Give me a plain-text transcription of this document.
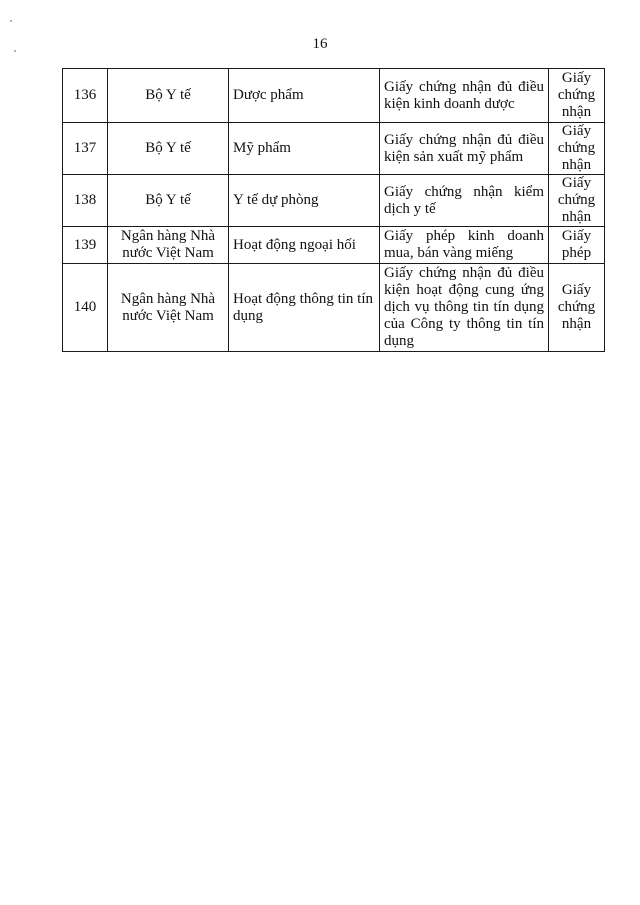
16
136	Bộ Y tế	Dược phẩm	Giấy chứng nhận đủ điều kiện kinh doanh dược	Giấy chứng nhận
137	Bộ Y tế	Mỹ phẩm	Giấy chứng nhận đủ điều kiện sản xuất mỹ phẩm	Giấy chứng nhận
138	Bộ Y tế	Y tế dự phòng	Giấy chứng nhận kiểm dịch y tế	Giấy chứng nhận
139	Ngân hàng Nhà nước Việt Nam	Hoạt động ngoại hối	Giấy phép kinh doanh mua, bán vàng miếng	Giấy phép
140	Ngân hàng Nhà nước Việt Nam	Hoạt động thông tin tín dụng	Giấy chứng nhận đủ điều kiện hoạt động cung ứng dịch vụ thông tin tín dụng của Công ty thông tin tín dụng	Giấy chứng nhận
··········
**Short exercise:** Each line of the material must be retyped exactly, except that images are omitted.

**Completed exercise:**
Give me a plain-text transcription of this document.
16
136	Bộ Y tế	Dược phẩm	Giấy chứng nhận đủ điều kiện kinh doanh dược	Giấy chứng nhận
137	Bộ Y tế	Mỹ phẩm	Giấy chứng nhận đủ điều kiện sản xuất mỹ phẩm	Giấy chứng nhận
138	Bộ Y tế	Y tế dự phòng	Giấy chứng nhận kiểm dịch y tế	Giấy chứng nhận
139	Ngân hàng Nhà nước Việt Nam	Hoạt động ngoại hối	Giấy phép kinh doanh mua, bán vàng miếng	Giấy phép
140	Ngân hàng Nhà nước Việt Nam	Hoạt động thông tin tín dụng	Giấy chứng nhận đủ điều kiện hoạt động cung ứng dịch vụ thông tin tín dụng của Công ty thông tin tín dụng	Giấy chứng nhận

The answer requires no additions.